The task – Report every line from the material that contains the word "avec".

Collected data –
--- BEGIN ---
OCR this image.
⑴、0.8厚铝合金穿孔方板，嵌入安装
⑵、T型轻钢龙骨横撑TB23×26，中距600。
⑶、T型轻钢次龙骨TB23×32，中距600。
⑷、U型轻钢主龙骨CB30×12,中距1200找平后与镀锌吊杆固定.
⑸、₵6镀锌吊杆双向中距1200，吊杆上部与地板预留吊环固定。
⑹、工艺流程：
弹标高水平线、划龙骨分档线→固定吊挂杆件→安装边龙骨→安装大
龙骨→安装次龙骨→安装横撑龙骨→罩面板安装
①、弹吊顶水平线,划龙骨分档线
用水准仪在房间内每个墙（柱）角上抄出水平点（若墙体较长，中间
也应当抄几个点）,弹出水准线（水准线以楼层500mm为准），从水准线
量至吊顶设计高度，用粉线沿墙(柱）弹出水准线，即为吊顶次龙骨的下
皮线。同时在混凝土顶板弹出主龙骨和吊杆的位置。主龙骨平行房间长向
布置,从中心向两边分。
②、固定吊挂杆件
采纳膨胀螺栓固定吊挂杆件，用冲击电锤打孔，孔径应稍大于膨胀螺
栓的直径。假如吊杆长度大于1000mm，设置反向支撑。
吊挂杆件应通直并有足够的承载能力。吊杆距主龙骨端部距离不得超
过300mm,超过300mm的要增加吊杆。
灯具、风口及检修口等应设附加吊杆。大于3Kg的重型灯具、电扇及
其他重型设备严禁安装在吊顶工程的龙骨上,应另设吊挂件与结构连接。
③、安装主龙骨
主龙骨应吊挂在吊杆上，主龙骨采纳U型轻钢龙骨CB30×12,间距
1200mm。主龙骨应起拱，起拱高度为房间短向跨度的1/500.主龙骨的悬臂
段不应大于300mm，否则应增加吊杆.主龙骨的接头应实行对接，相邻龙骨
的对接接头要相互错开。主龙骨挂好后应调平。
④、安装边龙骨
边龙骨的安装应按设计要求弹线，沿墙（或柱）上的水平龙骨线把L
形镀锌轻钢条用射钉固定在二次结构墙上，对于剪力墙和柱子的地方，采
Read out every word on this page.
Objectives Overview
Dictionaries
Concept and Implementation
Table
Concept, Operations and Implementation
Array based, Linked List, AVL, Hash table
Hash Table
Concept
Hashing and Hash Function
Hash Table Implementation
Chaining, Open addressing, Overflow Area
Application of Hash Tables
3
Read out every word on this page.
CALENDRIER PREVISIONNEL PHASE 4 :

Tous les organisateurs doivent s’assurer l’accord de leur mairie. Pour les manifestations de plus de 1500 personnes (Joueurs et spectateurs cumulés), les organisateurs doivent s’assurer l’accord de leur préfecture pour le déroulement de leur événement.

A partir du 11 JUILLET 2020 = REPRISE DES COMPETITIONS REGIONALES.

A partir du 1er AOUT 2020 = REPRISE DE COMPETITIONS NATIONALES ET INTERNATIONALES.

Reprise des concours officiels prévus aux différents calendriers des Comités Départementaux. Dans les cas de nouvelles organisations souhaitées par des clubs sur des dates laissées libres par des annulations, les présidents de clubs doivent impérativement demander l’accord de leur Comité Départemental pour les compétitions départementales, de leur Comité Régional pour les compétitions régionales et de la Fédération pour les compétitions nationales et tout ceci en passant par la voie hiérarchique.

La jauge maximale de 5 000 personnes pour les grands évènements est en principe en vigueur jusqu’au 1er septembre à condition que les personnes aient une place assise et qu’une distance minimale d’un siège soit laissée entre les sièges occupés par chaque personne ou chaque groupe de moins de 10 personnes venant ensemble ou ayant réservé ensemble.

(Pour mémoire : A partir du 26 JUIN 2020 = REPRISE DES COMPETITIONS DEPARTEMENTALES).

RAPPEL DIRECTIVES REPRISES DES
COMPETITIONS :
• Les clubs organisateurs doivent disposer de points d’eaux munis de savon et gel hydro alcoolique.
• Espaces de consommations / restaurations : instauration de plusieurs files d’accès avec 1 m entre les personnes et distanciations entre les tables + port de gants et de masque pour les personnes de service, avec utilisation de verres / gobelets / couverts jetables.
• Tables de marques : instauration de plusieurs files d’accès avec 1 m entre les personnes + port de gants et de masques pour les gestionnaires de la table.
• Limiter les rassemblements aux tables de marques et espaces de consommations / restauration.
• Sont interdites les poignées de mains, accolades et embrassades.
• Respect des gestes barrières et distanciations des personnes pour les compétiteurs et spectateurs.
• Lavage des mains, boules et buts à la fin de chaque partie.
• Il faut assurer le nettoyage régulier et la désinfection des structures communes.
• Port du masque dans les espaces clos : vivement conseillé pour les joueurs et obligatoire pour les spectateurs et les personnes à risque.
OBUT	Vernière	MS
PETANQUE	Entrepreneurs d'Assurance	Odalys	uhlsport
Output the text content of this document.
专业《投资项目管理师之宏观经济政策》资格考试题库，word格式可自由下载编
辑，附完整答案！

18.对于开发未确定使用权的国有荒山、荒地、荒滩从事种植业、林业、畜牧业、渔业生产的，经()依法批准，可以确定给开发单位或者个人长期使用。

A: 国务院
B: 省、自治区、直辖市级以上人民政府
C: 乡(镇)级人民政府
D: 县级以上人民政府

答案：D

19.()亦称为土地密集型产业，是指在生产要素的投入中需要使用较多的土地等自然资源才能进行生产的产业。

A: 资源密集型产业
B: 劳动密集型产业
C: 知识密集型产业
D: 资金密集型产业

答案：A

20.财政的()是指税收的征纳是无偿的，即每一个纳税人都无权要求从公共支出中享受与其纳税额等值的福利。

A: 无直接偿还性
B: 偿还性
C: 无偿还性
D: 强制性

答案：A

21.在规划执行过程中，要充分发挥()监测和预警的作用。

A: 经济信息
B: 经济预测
--- END ---
Solution –
• Espaces de consommations / restaurations : instauration de plusieurs files d’accès avec 1 m entre les personnes et distanciations entre les tables + port de gants et de masque pour les personnes de service, avec utilisation de verres / gobelets / couverts jetables.
• Tables de marques : instauration de plusieurs files d’accès avec 1 m entre les personnes + port de gants et de masques pour les gestionnaires de la table.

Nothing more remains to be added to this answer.